§ **TASK DESCRIPTION**
Print the data that follows exactly.

** begin LISTED RECORDS **

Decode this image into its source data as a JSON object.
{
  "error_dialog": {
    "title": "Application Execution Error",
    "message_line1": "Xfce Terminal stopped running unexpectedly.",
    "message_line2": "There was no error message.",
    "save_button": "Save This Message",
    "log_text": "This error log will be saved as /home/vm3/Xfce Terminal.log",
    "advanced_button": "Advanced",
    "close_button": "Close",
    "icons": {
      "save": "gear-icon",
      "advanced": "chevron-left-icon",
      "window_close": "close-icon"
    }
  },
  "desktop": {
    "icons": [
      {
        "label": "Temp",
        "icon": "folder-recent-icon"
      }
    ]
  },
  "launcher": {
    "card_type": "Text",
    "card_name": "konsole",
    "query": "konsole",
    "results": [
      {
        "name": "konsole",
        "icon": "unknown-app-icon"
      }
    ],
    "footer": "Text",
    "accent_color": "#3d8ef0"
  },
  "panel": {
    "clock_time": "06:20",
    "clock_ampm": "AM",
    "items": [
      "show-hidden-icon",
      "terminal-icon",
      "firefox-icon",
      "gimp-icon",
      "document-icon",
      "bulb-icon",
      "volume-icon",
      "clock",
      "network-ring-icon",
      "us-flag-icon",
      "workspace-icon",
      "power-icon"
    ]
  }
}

** end LISTED RECORDS **

§ **ANSWER**
Decode this image into its source data as a JSON object.
{
  "error_dialog": {
    "title": "Application Execution Error",
    "message_line1": "Xfce Terminal stopped running unexpectedly.",
    "message_line2": "There was no error message.",
    "save_button": "Save This Message",
    "log_text": "This error log will be saved as /home/vm3/Xfce Terminal.log",
    "advanced_button": "Advanced",
    "close_button": "Close",
    "icons": {
      "save": "gear-icon",
      "advanced": "chevron-left-icon",
      "window_close": "close-icon"
    }
  },
  "desktop": {
    "icons": [
      {
        "label": "Temp",
        "icon": "folder-recent-icon"
      }
    ]
  },
  "launcher": {
    "card_type": "Text",
    "card_name": "konsole",
    "query": "konsole",
    "results": [
      {
        "name": "konsole",
        "icon": "unknown-app-icon"
      }
    ],
    "footer": "Text",
    "accent_color": "#3d8ef0"
  },
  "panel": {
    "clock_time": "06:20",
    "clock_ampm": "AM",
    "items": [
      "show-hidden-icon",
      "terminal-icon",
      "firefox-icon",
      "gimp-icon",
      "document-icon",
      "bulb-icon",
      "volume-icon",
      "clock",
      "network-ring-icon",
      "us-flag-icon",
      "workspace-icon",
      "power-icon"
    ]
  }
}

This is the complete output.